- [REQUIRED WORK]:
[a] In the passage on Hindhead, why is the ordnance map a safer guide than the brass disc for exact figures? Answer in one to three sentences.
[b] Can you copy the part of the passage on Hindhead that starts at "The tide turns" and ends at "prettily among trees.", word for word?
[c] Answer these questions from the passage on Hindhead:
(i) In which county does Grayshott actually lie?
(ii) How many feet above sea level are you on Gibbet Hill, according to the ordnance map?
(iii) Who put up the granite cross that stands close to the brass disc?

- [PROVIDED TEXT]:
The tide turns every Saturday and Sunday. But besides the tide, for which policemen set traps along the level road, Hindhead maintains a colony of its own. The western side of the hill and Grayshott on the Hampshire slope are almost a town. Grayshott lies actually in Hampshire, but geographically it belongs to Hindhead; so do Waggoner's Wells, a string of ponds rather like the Shottermill trout hatchery, but set much more prettily among trees.
Of Hindhead it is as true as of other places with magnificent views, that you must live on the spot to be sure of getting them. It is only the greatest good luck that allows a casual visitor full measure of the splendour of clear air all round him, north, south, east, and west. Even if it is clear to the south it may well be misty to the north, and, of course, the angle of the sunlight makes all the difference to the sharpness with which this or that detail of scenery stands out from its surroundings. In one respect the view from the highest point of Hindhead is never perfect. To the south-east, on a neighbouring slope, the pine trees that crest the ridge block out the downs over Brighton and Newhaven. It is a pity, for only from the tower on Leith Hill, not on Leith Hill itself, is there another view in the south-east of England with so wonderful an expanse of country seen clear away to the horizon. St. George's Hill is blocked with trees, so is St. Anne's; Leith Hill is almost clear, but from Hindhead, until those unlucky pines grew up, you could see pretty nearly thirty miles on any side. Not that the Devil's Dyke and the downs beyond cannot any longer be seen from Hindhead; you can get a fine view of them a mile away to the north, from the old Portsmouth road, on the other side of the new road, but from that point the view is not nearly so fine on the other sides. The hill is not so high. On Gibbet Hill you are 895 feet above sea level according to the ordnance map; if you have no map, you can consult a brass disc which has been erected on the plateau, which gives you also other interesting information. All the distances to the neighbouring towns are marked, for instance, with the direction in which they lie as the crow flies—an admirable idea, due to the generosity of Mr. T.W. Erle of Bramshott Grange, brother of the Sir William Erle who put up the granite cross which stands close by. It will be safer, in future, perhaps, to trust to the ordnance map rather than the disc for the exact figures, for some of them have already been nearly rubbed out, and Cockney names have been scratched on the brass. There they remain, the only gibbet on Gibbet Hill.

- [DATASET ENTRIES]:
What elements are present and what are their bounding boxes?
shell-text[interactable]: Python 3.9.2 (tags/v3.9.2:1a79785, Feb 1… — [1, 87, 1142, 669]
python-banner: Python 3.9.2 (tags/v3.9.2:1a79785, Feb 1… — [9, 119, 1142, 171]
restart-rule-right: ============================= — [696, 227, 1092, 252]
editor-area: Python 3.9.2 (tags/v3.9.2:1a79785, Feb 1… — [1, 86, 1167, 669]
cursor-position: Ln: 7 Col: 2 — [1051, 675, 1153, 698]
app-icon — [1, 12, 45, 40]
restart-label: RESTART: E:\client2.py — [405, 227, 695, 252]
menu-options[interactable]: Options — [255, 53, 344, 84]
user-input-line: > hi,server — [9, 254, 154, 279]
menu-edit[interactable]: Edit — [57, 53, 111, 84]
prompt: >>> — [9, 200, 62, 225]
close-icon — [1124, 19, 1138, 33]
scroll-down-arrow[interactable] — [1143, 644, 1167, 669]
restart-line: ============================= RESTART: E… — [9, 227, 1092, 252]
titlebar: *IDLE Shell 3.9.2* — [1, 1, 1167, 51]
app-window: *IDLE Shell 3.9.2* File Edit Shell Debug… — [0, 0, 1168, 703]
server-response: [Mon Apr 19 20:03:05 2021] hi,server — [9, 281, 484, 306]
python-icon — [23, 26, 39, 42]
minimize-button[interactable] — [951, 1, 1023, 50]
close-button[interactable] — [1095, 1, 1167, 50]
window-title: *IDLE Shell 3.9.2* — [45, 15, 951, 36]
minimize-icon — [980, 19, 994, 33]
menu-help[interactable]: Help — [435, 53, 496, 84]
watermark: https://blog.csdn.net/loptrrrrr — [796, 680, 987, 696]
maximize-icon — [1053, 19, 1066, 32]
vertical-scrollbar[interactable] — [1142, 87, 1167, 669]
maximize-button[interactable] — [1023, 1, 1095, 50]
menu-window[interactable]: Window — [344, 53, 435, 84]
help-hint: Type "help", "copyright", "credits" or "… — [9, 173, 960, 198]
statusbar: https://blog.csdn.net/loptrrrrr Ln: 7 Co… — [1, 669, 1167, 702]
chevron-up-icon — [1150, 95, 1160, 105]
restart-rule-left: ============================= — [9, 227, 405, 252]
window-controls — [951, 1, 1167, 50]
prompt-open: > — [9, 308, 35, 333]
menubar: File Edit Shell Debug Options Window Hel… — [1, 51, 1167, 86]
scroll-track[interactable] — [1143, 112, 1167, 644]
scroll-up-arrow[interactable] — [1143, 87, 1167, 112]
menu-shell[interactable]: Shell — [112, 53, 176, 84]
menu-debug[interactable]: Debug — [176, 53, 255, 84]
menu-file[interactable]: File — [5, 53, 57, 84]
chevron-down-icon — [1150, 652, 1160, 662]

* * *

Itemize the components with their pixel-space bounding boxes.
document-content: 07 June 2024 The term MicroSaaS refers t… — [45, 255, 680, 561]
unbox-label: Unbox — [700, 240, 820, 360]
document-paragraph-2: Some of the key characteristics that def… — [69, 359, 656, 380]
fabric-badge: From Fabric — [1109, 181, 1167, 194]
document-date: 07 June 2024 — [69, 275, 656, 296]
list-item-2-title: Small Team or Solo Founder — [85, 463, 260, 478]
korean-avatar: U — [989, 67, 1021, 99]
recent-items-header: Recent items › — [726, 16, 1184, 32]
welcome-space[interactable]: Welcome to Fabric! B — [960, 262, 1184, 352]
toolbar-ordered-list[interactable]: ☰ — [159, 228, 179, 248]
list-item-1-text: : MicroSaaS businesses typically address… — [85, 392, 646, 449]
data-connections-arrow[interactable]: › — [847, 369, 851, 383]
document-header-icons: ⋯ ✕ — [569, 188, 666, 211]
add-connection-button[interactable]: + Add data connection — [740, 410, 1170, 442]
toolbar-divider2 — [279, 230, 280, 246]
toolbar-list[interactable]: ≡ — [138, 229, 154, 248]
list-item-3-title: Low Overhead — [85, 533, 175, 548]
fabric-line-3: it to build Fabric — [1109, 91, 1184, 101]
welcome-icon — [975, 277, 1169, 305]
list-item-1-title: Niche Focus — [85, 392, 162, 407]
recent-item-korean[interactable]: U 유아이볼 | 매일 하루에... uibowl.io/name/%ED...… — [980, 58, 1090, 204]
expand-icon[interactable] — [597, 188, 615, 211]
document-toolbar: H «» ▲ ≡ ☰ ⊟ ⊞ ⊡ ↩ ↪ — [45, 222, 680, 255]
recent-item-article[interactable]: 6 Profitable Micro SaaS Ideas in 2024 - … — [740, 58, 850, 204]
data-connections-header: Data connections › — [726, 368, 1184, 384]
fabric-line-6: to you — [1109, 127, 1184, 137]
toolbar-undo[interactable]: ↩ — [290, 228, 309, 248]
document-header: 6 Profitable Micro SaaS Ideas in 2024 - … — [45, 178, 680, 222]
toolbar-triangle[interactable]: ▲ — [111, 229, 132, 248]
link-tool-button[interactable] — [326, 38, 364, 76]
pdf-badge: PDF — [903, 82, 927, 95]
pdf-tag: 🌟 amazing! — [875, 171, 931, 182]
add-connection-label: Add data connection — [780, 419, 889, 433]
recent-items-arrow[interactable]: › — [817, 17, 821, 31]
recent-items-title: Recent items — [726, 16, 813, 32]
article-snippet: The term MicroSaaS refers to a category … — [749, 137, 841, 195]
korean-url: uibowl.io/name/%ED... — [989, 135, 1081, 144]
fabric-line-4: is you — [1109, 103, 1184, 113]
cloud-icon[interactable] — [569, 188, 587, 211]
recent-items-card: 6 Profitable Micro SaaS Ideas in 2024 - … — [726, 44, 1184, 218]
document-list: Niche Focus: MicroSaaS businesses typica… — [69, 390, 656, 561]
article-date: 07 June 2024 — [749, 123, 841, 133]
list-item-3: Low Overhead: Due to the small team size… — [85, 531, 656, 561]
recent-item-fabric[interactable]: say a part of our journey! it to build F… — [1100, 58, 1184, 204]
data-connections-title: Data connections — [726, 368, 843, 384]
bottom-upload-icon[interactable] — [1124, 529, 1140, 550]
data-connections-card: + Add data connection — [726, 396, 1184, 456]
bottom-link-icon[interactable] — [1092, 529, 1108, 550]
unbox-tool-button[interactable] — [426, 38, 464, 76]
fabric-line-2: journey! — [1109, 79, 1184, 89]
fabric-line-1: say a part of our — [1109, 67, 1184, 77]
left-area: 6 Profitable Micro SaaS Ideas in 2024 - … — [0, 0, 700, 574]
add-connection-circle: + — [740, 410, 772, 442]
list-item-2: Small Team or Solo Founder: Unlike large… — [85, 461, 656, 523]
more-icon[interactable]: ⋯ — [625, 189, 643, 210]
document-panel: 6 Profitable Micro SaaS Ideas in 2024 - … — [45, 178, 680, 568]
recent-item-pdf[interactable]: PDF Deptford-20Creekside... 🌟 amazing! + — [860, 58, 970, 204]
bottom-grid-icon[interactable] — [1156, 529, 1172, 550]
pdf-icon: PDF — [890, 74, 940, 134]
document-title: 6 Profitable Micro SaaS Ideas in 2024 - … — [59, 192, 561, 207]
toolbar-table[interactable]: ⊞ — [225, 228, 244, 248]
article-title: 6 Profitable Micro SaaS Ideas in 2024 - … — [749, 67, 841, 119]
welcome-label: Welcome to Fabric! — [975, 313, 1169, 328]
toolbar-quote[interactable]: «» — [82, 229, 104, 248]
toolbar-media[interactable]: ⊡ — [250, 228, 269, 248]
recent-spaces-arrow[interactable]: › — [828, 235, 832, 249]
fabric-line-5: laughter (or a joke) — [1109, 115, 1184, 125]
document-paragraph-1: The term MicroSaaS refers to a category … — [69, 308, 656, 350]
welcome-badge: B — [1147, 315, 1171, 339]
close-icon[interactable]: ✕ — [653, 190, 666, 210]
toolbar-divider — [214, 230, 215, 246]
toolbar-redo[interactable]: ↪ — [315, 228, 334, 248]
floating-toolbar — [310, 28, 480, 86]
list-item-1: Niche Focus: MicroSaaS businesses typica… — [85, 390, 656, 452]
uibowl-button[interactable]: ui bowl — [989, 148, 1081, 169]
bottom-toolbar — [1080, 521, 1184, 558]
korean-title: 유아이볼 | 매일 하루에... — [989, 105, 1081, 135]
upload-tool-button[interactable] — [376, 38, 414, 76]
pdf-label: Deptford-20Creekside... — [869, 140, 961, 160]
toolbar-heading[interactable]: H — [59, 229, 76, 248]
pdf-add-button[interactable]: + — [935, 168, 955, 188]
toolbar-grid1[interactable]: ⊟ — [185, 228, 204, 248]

- [EXERCISE ANSWERS]:
[a] Some of the figures on the disc have already been nearly rubbed out. Cockney names have also been scratched on the brass.

[b]
The tide turns every Saturday and Sunday. But besides the tide, for which policemen set traps along the level road, Hindhead maintains a colony of its own. The western side of the hill and Grayshott on the Hampshire slope are almost a town. Grayshott lies actually in Hampshire, but geographically it belongs to Hindhead; so do Waggoner's Wells, a string of ponds rather like the Shottermill trout hatchery, but set much more prettily among trees.

[c]
(i) Hampshire.
(ii) 895 feet.
(iii) Sir William Erle.